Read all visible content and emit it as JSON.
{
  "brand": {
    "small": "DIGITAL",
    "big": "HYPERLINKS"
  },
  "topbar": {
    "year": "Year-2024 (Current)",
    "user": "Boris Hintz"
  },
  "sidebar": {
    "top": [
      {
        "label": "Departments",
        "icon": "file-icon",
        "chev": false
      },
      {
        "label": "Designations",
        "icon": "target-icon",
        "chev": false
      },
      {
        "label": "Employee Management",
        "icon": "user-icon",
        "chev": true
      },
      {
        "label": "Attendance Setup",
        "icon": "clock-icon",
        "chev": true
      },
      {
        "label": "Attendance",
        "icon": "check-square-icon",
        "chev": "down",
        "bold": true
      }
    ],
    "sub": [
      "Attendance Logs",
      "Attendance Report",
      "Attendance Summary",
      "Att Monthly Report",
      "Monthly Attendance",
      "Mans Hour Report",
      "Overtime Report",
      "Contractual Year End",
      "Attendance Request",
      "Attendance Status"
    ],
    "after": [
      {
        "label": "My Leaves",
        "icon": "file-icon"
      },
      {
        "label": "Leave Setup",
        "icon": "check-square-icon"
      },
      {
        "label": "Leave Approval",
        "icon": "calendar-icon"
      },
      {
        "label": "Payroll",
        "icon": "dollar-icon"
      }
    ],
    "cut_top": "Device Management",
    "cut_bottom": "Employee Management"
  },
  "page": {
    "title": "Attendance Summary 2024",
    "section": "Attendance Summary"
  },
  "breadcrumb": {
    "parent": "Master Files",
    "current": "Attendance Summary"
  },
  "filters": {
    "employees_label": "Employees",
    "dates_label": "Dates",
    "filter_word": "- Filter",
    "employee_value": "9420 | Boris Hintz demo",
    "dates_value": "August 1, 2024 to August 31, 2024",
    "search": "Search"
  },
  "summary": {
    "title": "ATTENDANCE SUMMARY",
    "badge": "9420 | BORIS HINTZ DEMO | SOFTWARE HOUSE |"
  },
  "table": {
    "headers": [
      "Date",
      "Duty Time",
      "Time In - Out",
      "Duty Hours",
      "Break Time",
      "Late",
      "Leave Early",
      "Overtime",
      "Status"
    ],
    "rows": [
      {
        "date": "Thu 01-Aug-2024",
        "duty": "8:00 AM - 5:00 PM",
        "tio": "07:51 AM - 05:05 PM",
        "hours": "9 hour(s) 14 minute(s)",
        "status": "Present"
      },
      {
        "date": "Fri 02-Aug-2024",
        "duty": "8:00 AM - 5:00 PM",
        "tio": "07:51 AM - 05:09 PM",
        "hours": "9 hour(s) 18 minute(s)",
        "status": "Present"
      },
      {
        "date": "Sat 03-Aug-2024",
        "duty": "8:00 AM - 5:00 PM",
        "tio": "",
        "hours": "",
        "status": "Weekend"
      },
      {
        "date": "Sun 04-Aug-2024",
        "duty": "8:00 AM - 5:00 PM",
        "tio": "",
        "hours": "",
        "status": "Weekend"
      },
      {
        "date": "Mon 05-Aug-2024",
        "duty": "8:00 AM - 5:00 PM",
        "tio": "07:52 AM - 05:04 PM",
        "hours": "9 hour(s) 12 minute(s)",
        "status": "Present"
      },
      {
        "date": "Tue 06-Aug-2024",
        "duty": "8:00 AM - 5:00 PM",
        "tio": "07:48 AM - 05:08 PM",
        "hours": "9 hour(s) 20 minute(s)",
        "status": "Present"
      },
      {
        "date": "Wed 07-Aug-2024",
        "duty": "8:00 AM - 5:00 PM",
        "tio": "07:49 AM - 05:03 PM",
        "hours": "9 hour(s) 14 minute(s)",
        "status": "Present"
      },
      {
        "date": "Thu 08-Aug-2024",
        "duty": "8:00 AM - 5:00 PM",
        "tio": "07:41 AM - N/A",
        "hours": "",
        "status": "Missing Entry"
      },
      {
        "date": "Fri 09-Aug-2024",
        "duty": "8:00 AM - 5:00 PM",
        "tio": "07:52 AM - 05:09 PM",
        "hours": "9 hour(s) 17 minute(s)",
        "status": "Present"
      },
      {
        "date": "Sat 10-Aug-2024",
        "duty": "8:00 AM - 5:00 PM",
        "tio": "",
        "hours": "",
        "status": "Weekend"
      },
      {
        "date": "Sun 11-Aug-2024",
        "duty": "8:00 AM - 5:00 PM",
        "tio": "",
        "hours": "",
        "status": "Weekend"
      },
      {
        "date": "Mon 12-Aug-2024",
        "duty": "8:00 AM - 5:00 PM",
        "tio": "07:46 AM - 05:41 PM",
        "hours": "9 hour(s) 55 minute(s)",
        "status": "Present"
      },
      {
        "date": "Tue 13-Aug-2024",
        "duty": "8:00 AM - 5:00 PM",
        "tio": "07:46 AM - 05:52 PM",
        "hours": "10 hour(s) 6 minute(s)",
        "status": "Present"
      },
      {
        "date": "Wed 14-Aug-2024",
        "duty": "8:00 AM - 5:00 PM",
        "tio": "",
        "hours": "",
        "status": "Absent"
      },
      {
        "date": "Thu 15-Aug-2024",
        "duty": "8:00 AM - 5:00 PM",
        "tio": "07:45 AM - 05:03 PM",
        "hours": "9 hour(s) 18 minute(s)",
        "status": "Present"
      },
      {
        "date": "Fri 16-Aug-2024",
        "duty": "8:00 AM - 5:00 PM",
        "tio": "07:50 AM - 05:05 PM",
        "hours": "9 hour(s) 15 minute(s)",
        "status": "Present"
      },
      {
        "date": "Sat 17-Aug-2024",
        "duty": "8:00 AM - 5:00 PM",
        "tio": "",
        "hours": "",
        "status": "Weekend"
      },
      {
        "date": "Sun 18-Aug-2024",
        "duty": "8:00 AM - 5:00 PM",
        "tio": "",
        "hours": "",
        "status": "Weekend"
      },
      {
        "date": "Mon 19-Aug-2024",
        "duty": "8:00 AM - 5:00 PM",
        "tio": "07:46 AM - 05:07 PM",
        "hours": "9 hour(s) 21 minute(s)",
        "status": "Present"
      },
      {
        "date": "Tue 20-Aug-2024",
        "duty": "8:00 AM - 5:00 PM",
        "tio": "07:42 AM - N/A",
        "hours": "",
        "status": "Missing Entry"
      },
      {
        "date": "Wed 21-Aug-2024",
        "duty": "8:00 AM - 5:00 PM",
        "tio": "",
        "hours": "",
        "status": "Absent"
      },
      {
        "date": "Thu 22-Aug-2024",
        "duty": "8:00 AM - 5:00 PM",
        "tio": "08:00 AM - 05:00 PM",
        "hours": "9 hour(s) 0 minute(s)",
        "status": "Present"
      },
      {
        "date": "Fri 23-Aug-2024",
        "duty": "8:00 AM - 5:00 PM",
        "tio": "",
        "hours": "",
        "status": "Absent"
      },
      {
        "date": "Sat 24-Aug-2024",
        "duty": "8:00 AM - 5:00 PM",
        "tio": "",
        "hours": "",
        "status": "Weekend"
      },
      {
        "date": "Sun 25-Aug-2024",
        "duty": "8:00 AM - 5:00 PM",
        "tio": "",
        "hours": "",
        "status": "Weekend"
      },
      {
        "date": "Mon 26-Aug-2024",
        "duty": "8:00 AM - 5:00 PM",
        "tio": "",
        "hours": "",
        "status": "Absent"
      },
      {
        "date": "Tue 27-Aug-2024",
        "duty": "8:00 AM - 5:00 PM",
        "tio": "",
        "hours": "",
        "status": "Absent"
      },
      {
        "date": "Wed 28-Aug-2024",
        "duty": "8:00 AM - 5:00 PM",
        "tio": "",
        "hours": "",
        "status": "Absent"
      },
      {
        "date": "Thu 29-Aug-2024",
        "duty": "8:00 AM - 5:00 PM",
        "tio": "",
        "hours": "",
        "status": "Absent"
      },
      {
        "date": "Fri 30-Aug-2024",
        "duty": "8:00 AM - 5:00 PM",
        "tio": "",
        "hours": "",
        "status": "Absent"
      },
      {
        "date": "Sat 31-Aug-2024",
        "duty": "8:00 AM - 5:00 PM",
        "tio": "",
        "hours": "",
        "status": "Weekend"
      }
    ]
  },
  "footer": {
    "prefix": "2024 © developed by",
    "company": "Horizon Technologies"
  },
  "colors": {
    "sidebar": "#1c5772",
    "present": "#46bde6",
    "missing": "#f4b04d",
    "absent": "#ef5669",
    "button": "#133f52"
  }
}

■ ■ ■

TASK DESCRIPTION => Find every line that holds "Monthly" and copy it.

EXPECTED OUTPUT =>
      "Att Monthly Report",
      "Monthly Attendance",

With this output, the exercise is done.